BRIEF
Restate each line word for word. Leave out every picture.

Collection entries:
====

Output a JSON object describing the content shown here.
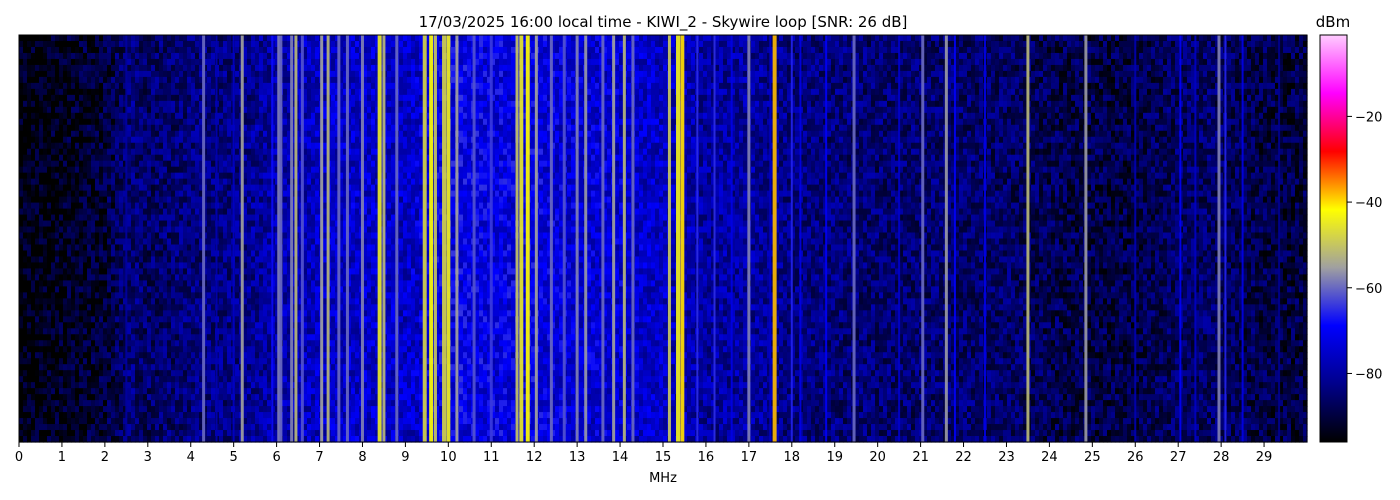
{
  "chart_data": {
    "type": "heatmap",
    "title": "17/03/2025 16:00 local time - KIWI_2 - Skywire loop [SNR: 26 dB]",
    "xlabel": "MHz",
    "ylabel": "",
    "xlim": [
      0,
      30
    ],
    "x_ticks": [
      0,
      1,
      2,
      3,
      4,
      5,
      6,
      7,
      8,
      9,
      10,
      11,
      12,
      13,
      14,
      15,
      16,
      17,
      18,
      19,
      20,
      21,
      22,
      23,
      24,
      25,
      26,
      27,
      28,
      29
    ],
    "y_ticks": [],
    "colorbar": {
      "label": "dBm",
      "range": [
        -96,
        -1
      ],
      "ticks": [
        -20,
        -40,
        -60,
        -80
      ],
      "colors": [
        "#000000",
        "#00008b",
        "#0000ff",
        "#a0a0a0",
        "#ffff00",
        "#ff0000",
        "#ff00ff",
        "#ffccff"
      ]
    },
    "noise_floor_dbm": [
      [
        0,
        -95
      ],
      [
        1,
        -93
      ],
      [
        2,
        -91
      ],
      [
        2.6,
        -84
      ],
      [
        3,
        -86
      ],
      [
        4,
        -84
      ],
      [
        5,
        -83
      ],
      [
        6,
        -79
      ],
      [
        7,
        -76
      ],
      [
        8,
        -75
      ],
      [
        9,
        -76
      ],
      [
        10,
        -71
      ],
      [
        11,
        -72
      ],
      [
        12,
        -72
      ],
      [
        13,
        -74
      ],
      [
        14,
        -74
      ],
      [
        15,
        -76
      ],
      [
        16,
        -80
      ],
      [
        17,
        -80
      ],
      [
        18,
        -83
      ],
      [
        19,
        -84
      ],
      [
        20,
        -85
      ],
      [
        21,
        -85
      ],
      [
        22,
        -85
      ],
      [
        23,
        -86
      ],
      [
        24,
        -88
      ],
      [
        25,
        -89
      ],
      [
        26,
        -89
      ],
      [
        27,
        -86
      ],
      [
        28,
        -86
      ],
      [
        29,
        -89
      ],
      [
        30,
        -90
      ]
    ],
    "signal_lines": [
      {
        "mhz": 2.5,
        "dbm": -80
      },
      {
        "mhz": 4.3,
        "dbm": -60
      },
      {
        "mhz": 4.6,
        "dbm": -78
      },
      {
        "mhz": 5.0,
        "dbm": -76
      },
      {
        "mhz": 5.2,
        "dbm": -55
      },
      {
        "mhz": 5.9,
        "dbm": -68
      },
      {
        "mhz": 6.05,
        "dbm": -58
      },
      {
        "mhz": 6.1,
        "dbm": -60
      },
      {
        "mhz": 6.35,
        "dbm": -58
      },
      {
        "mhz": 6.45,
        "dbm": -52
      },
      {
        "mhz": 6.6,
        "dbm": -62
      },
      {
        "mhz": 7.05,
        "dbm": -55
      },
      {
        "mhz": 7.2,
        "dbm": -52
      },
      {
        "mhz": 7.45,
        "dbm": -60
      },
      {
        "mhz": 7.65,
        "dbm": -60
      },
      {
        "mhz": 8.0,
        "dbm": -58
      },
      {
        "mhz": 8.4,
        "dbm": -45
      },
      {
        "mhz": 8.5,
        "dbm": -52
      },
      {
        "mhz": 8.8,
        "dbm": -60
      },
      {
        "mhz": 9.45,
        "dbm": -48
      },
      {
        "mhz": 9.6,
        "dbm": -42
      },
      {
        "mhz": 9.7,
        "dbm": -50
      },
      {
        "mhz": 9.9,
        "dbm": -48
      },
      {
        "mhz": 10.0,
        "dbm": -44
      },
      {
        "mhz": 10.2,
        "dbm": -55
      },
      {
        "mhz": 10.6,
        "dbm": -62
      },
      {
        "mhz": 11.0,
        "dbm": -64
      },
      {
        "mhz": 11.6,
        "dbm": -50
      },
      {
        "mhz": 11.7,
        "dbm": -45
      },
      {
        "mhz": 11.85,
        "dbm": -42
      },
      {
        "mhz": 12.05,
        "dbm": -55
      },
      {
        "mhz": 12.4,
        "dbm": -60
      },
      {
        "mhz": 12.7,
        "dbm": -62
      },
      {
        "mhz": 13.0,
        "dbm": -58
      },
      {
        "mhz": 13.2,
        "dbm": -56
      },
      {
        "mhz": 13.6,
        "dbm": -60
      },
      {
        "mhz": 13.85,
        "dbm": -55
      },
      {
        "mhz": 14.1,
        "dbm": -52
      },
      {
        "mhz": 14.3,
        "dbm": -60
      },
      {
        "mhz": 15.15,
        "dbm": -50
      },
      {
        "mhz": 15.35,
        "dbm": -44
      },
      {
        "mhz": 15.45,
        "dbm": -40
      },
      {
        "mhz": 15.8,
        "dbm": -65
      },
      {
        "mhz": 16.2,
        "dbm": -65
      },
      {
        "mhz": 16.6,
        "dbm": -72
      },
      {
        "mhz": 17.0,
        "dbm": -58
      },
      {
        "mhz": 17.5,
        "dbm": -75
      },
      {
        "mhz": 17.6,
        "dbm": -38
      },
      {
        "mhz": 18.0,
        "dbm": -66
      },
      {
        "mhz": 18.2,
        "dbm": -72
      },
      {
        "mhz": 18.8,
        "dbm": -70
      },
      {
        "mhz": 19.45,
        "dbm": -60
      },
      {
        "mhz": 20.5,
        "dbm": -75
      },
      {
        "mhz": 21.05,
        "dbm": -60
      },
      {
        "mhz": 21.6,
        "dbm": -56
      },
      {
        "mhz": 21.8,
        "dbm": -70
      },
      {
        "mhz": 22.5,
        "dbm": -72
      },
      {
        "mhz": 23.5,
        "dbm": -52
      },
      {
        "mhz": 24.85,
        "dbm": -56
      },
      {
        "mhz": 26.0,
        "dbm": -78
      },
      {
        "mhz": 27.05,
        "dbm": -70
      },
      {
        "mhz": 27.4,
        "dbm": -76
      },
      {
        "mhz": 27.95,
        "dbm": -58
      },
      {
        "mhz": 28.1,
        "dbm": -66
      },
      {
        "mhz": 28.5,
        "dbm": -72
      },
      {
        "mhz": 29.35,
        "dbm": -82
      }
    ]
  }
}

====

ANSWER IN FULL
Output a JSON object describing the content shown here.
{
  "chart_data": {
    "type": "heatmap",
    "title": "17/03/2025 16:00 local time - KIWI_2 - Skywire loop [SNR: 26 dB]",
    "xlabel": "MHz",
    "ylabel": "",
    "xlim": [
      0,
      30
    ],
    "x_ticks": [
      0,
      1,
      2,
      3,
      4,
      5,
      6,
      7,
      8,
      9,
      10,
      11,
      12,
      13,
      14,
      15,
      16,
      17,
      18,
      19,
      20,
      21,
      22,
      23,
      24,
      25,
      26,
      27,
      28,
      29
    ],
    "y_ticks": [],
    "colorbar": {
      "label": "dBm",
      "range": [
        -96,
        -1
      ],
      "ticks": [
        -20,
        -40,
        -60,
        -80
      ],
      "colors": [
        "#000000",
        "#00008b",
        "#0000ff",
        "#a0a0a0",
        "#ffff00",
        "#ff0000",
        "#ff00ff",
        "#ffccff"
      ]
    },
    "noise_floor_dbm": [
      [
        0,
        -95
      ],
      [
        1,
        -93
      ],
      [
        2,
        -91
      ],
      [
        2.6,
        -84
      ],
      [
        3,
        -86
      ],
      [
        4,
        -84
      ],
      [
        5,
        -83
      ],
      [
        6,
        -79
      ],
      [
        7,
        -76
      ],
      [
        8,
        -75
      ],
      [
        9,
        -76
      ],
      [
        10,
        -71
      ],
      [
        11,
        -72
      ],
      [
        12,
        -72
      ],
      [
        13,
        -74
      ],
      [
        14,
        -74
      ],
      [
        15,
        -76
      ],
      [
        16,
        -80
      ],
      [
        17,
        -80
      ],
      [
        18,
        -83
      ],
      [
        19,
        -84
      ],
      [
        20,
        -85
      ],
      [
        21,
        -85
      ],
      [
        22,
        -85
      ],
      [
        23,
        -86
      ],
      [
        24,
        -88
      ],
      [
        25,
        -89
      ],
      [
        26,
        -89
      ],
      [
        27,
        -86
      ],
      [
        28,
        -86
      ],
      [
        29,
        -89
      ],
      [
        30,
        -90
      ]
    ],
    "signal_lines": [
      {
        "mhz": 2.5,
        "dbm": -80
      },
      {
        "mhz": 4.3,
        "dbm": -60
      },
      {
        "mhz": 4.6,
        "dbm": -78
      },
      {
        "mhz": 5.0,
        "dbm": -76
      },
      {
        "mhz": 5.2,
        "dbm": -55
      },
      {
        "mhz": 5.9,
        "dbm": -68
      },
      {
        "mhz": 6.05,
        "dbm": -58
      },
      {
        "mhz": 6.1,
        "dbm": -60
      },
      {
        "mhz": 6.35,
        "dbm": -58
      },
      {
        "mhz": 6.45,
        "dbm": -52
      },
      {
        "mhz": 6.6,
        "dbm": -62
      },
      {
        "mhz": 7.05,
        "dbm": -55
      },
      {
        "mhz": 7.2,
        "dbm": -52
      },
      {
        "mhz": 7.45,
        "dbm": -60
      },
      {
        "mhz": 7.65,
        "dbm": -60
      },
      {
        "mhz": 8.0,
        "dbm": -58
      },
      {
        "mhz": 8.4,
        "dbm": -45
      },
      {
        "mhz": 8.5,
        "dbm": -52
      },
      {
        "mhz": 8.8,
        "dbm": -60
      },
      {
        "mhz": 9.45,
        "dbm": -48
      },
      {
        "mhz": 9.6,
        "dbm": -42
      },
      {
        "mhz": 9.7,
        "dbm": -50
      },
      {
        "mhz": 9.9,
        "dbm": -48
      },
      {
        "mhz": 10.0,
        "dbm": -44
      },
      {
        "mhz": 10.2,
        "dbm": -55
      },
      {
        "mhz": 10.6,
        "dbm": -62
      },
      {
        "mhz": 11.0,
        "dbm": -64
      },
      {
        "mhz": 11.6,
        "dbm": -50
      },
      {
        "mhz": 11.7,
        "dbm": -45
      },
      {
        "mhz": 11.85,
        "dbm": -42
      },
      {
        "mhz": 12.05,
        "dbm": -55
      },
      {
        "mhz": 12.4,
        "dbm": -60
      },
      {
        "mhz": 12.7,
        "dbm": -62
      },
      {
        "mhz": 13.0,
        "dbm": -58
      },
      {
        "mhz": 13.2,
        "dbm": -56
      },
      {
        "mhz": 13.6,
        "dbm": -60
      },
      {
        "mhz": 13.85,
        "dbm": -55
      },
      {
        "mhz": 14.1,
        "dbm": -52
      },
      {
        "mhz": 14.3,
        "dbm": -60
      },
      {
        "mhz": 15.15,
        "dbm": -50
      },
      {
        "mhz": 15.35,
        "dbm": -44
      },
      {
        "mhz": 15.45,
        "dbm": -40
      },
      {
        "mhz": 15.8,
        "dbm": -65
      },
      {
        "mhz": 16.2,
        "dbm": -65
      },
      {
        "mhz": 16.6,
        "dbm": -72
      },
      {
        "mhz": 17.0,
        "dbm": -58
      },
      {
        "mhz": 17.5,
        "dbm": -75
      },
      {
        "mhz": 17.6,
        "dbm": -38
      },
      {
        "mhz": 18.0,
        "dbm": -66
      },
      {
        "mhz": 18.2,
        "dbm": -72
      },
      {
        "mhz": 18.8,
        "dbm": -70
      },
      {
        "mhz": 19.45,
        "dbm": -60
      },
      {
        "mhz": 20.5,
        "dbm": -75
      },
      {
        "mhz": 21.05,
        "dbm": -60
      },
      {
        "mhz": 21.6,
        "dbm": -56
      },
      {
        "mhz": 21.8,
        "dbm": -70
      },
      {
        "mhz": 22.5,
        "dbm": -72
      },
      {
        "mhz": 23.5,
        "dbm": -52
      },
      {
        "mhz": 24.85,
        "dbm": -56
      },
      {
        "mhz": 26.0,
        "dbm": -78
      },
      {
        "mhz": 27.05,
        "dbm": -70
      },
      {
        "mhz": 27.4,
        "dbm": -76
      },
      {
        "mhz": 27.95,
        "dbm": -58
      },
      {
        "mhz": 28.1,
        "dbm": -66
      },
      {
        "mhz": 28.5,
        "dbm": -72
      },
      {
        "mhz": 29.35,
        "dbm": -82
      }
    ]
  }
}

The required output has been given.